>>
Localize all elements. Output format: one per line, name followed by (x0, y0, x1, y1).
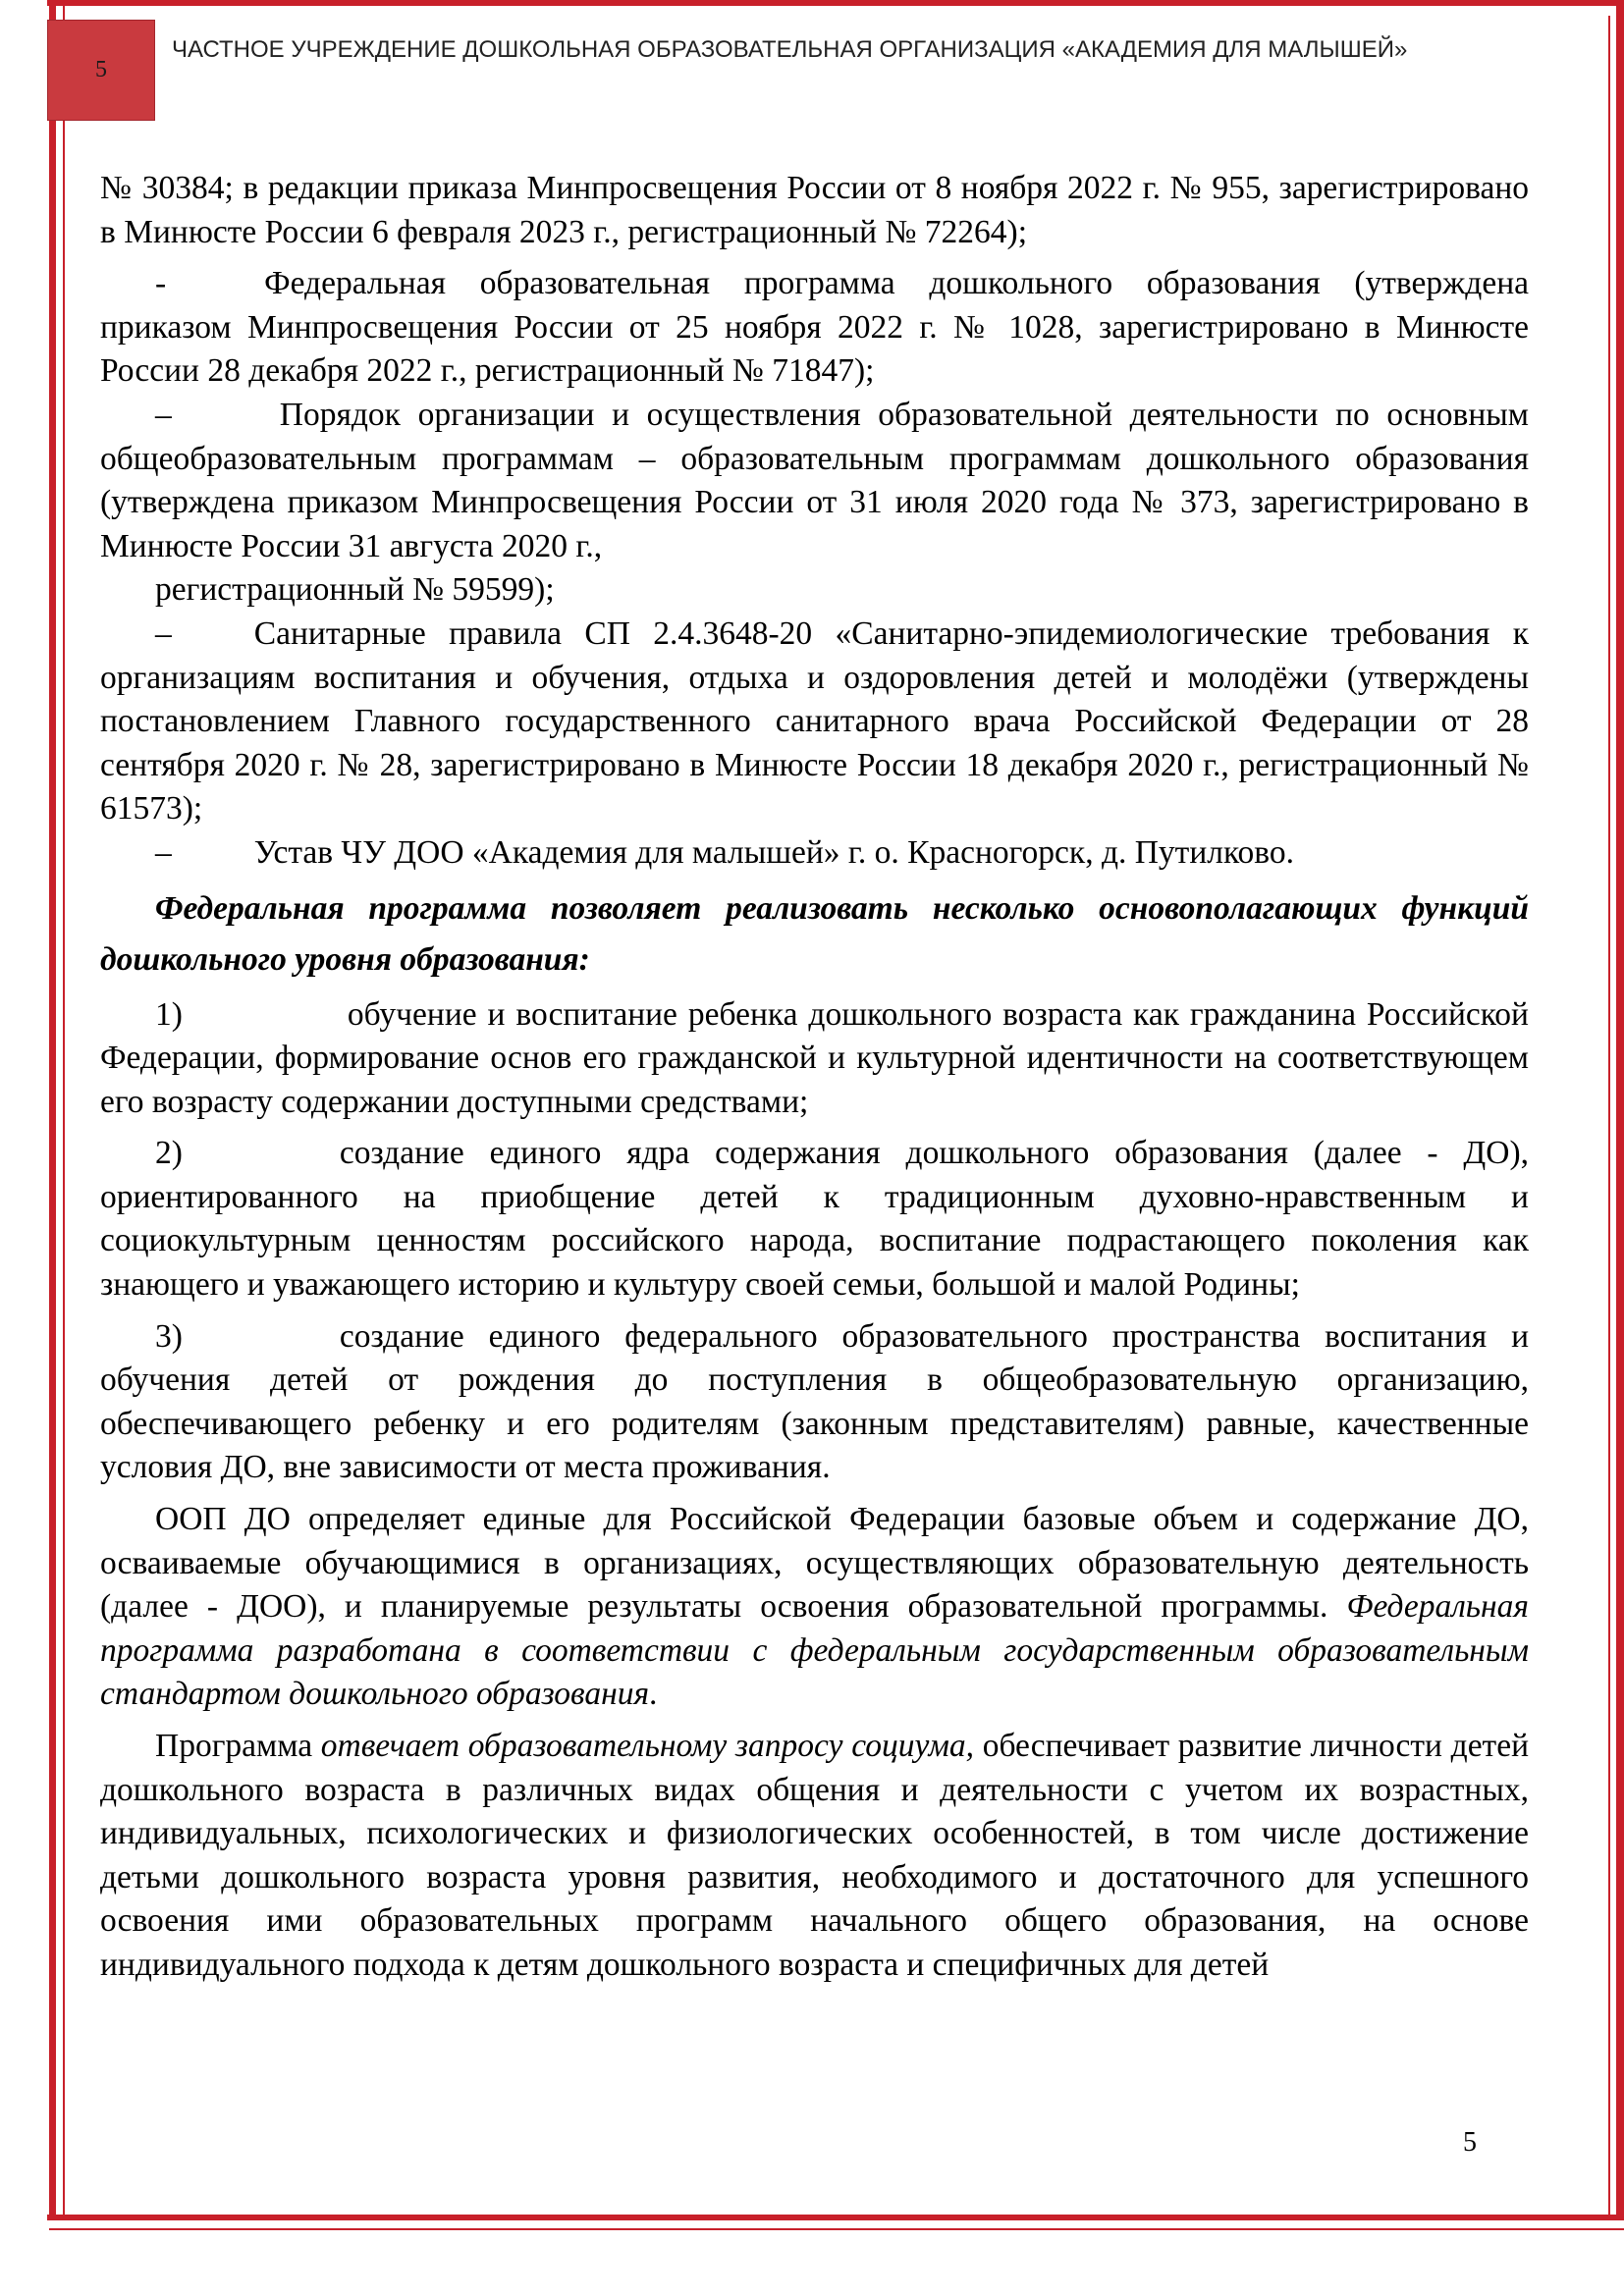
list-item-charter (100, 831, 1529, 876)
list-item-sanitary-rules (100, 613, 1529, 831)
list-marker: – (155, 396, 172, 433)
list-marker: – (155, 833, 172, 871)
function-text: создание единого ядра содержания дошкольного образования (далее - ДО), ориентированного на приобщение детей к традиционным духовно-нравственным и социокультурным ценностям российского народа, воспитание подрастающего поколения как знающего и уважающего историю и культуру своей семьи, большой и малой Родины; (100, 1135, 1529, 1304)
function-marker: 1) (155, 995, 183, 1033)
paragraph-oop-do (100, 1498, 1529, 1717)
function-text: создание единого федерального образовательного пространства воспитания и обучения детей от рождения до поступления в общеобразовательную организацию, обеспечивающего ребенку и его родителям (законным представителям) равные, качественные условия ДО, вне зависимости от места проживания. (100, 1317, 1529, 1486)
document-body (100, 167, 1529, 1988)
oop-italic-text: Федеральная программа разработана в соответствии с федеральным государственным образовательным стандартом дошкольного образования (100, 1588, 1529, 1713)
list-item-text: Устав ЧУ ДОО «Академия для малышей» г. о. Красногорск, д. Путилково. (253, 833, 1295, 871)
oop-text: ООП ДО определяет единые для Российской Федерации базовые объем и содержание ДО, осваиваемые обучающимися в организациях, осуществляющих образовательную деятельность (далее - ДОО), и планируемые результаты освоения образовательной программы. (100, 1501, 1529, 1626)
program-rest: обеспечивает развитие личности детей дошкольного возраста в различных видах общения и деятельности с учетом их возрастных, индивидуальных, психологических и физиологических особенностей, в том числе достижение детьми дошкольного возраста уровня развития, необходимого и достаточного для успешного освоения ими образовательных программ начального общего образования, на основе индивидуального подхода к детям дошкольного возраста и специфичных для детей (100, 1728, 1529, 1983)
list-item-procedure-tail: регистрационный № 59599); (155, 571, 555, 609)
list-item-text: Федеральная образовательная программа дошкольного образования (утверждена приказом Минпросвещения России от 25 ноября 2022 г. № 1028, зарегистрировано в Минюсте России 28 декабря 2022 г., регистрационный № 71847); (100, 265, 1529, 390)
frame-inner-border-right (1608, 16, 1610, 2215)
frame-border-left (49, 0, 56, 2220)
frame-border-right (1616, 0, 1624, 2218)
organization-title: ЧАСТНОЕ УЧРЕЖДЕНИЕ ДОШКОЛЬНАЯ ОБРАЗОВАТЕЛЬНАЯ ОРГАНИЗАЦИЯ «АКАДЕМИЯ ДЛЯ МАЛЫШЕЙ» (172, 36, 1408, 63)
program-italic-text: отвечает образовательному запросу социума, (320, 1728, 975, 1764)
list-marker: – (155, 614, 172, 652)
function-item-3 (100, 1315, 1529, 1490)
function-item-2 (100, 1132, 1529, 1307)
function-marker: 2) (155, 1135, 183, 1172)
list-marker: - (155, 265, 167, 302)
footer-page-number: 5 (1463, 2127, 1477, 2158)
oop-end: . (649, 1676, 658, 1713)
list-item-federal-program (100, 262, 1529, 394)
list-item-text: Порядок организации и осуществления образовательной деятельности по основным общеобразовательным программам – образовательным программам дошкольного образования (утверждена приказом Минпросвещения России от 31 июля 2020 года № 373, зарегистрировано в Минюсте России 31 августа 2020 г., (100, 396, 1529, 564)
page-badge-number: 5 (95, 57, 107, 82)
paragraph-program (100, 1725, 1529, 1988)
function-text: обучение и воспитание ребенка дошкольного возраста как гражданина Российской Федерации, формирование основ его гражданской и культурной идентичности на соответствующем его возрасту содержании доступными средствами; (100, 995, 1529, 1120)
paragraph-order-continuation: № 30384; в редакции приказа Минпросвещения России от 8 ноября 2022 г. № 955, зарегистрировано в Минюсте России 6 февраля 2023 г., регистрационный № 72264); (100, 170, 1529, 250)
page-badge (47, 20, 155, 121)
function-item-1 (100, 993, 1529, 1125)
frame-inner-border-bottom (49, 2228, 1624, 2230)
frame-border-top (47, 0, 1624, 6)
frame-inner-border-left (63, 0, 65, 2220)
list-item-procedure (100, 394, 1529, 568)
list-item-text: Санитарные правила СП 2.4.3648-20 «Санитарно-эпидемиологические требования к организациям воспитания и обучения, отдыха и оздоровления детей и молодёжи (утверждены постановлением Главного государственного санитарного врача Российской Федерации от 28 сентября 2020 г. № 28, зарегистрировано в Минюсте России 18 декабря 2020 г., регистрационный № 61573); (100, 614, 1529, 828)
section-heading: Федеральная программа позволяет реализовать несколько основополагающих функций дошкольного уровня образования: (100, 889, 1529, 978)
function-marker: 3) (155, 1317, 183, 1355)
program-start: Программа (155, 1728, 313, 1764)
frame-border-bottom (47, 2215, 1624, 2220)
<<
§ Problem requirements: Please report every line in the listing above that contains the string "inner", copying each such line in full.

§ Result of this exercise:
frame-inner-border-right (1608, 16, 1610, 2215)
frame-inner-border-bottom (49, 2228, 1624, 2230)
frame-inner-border-left (63, 0, 65, 2220)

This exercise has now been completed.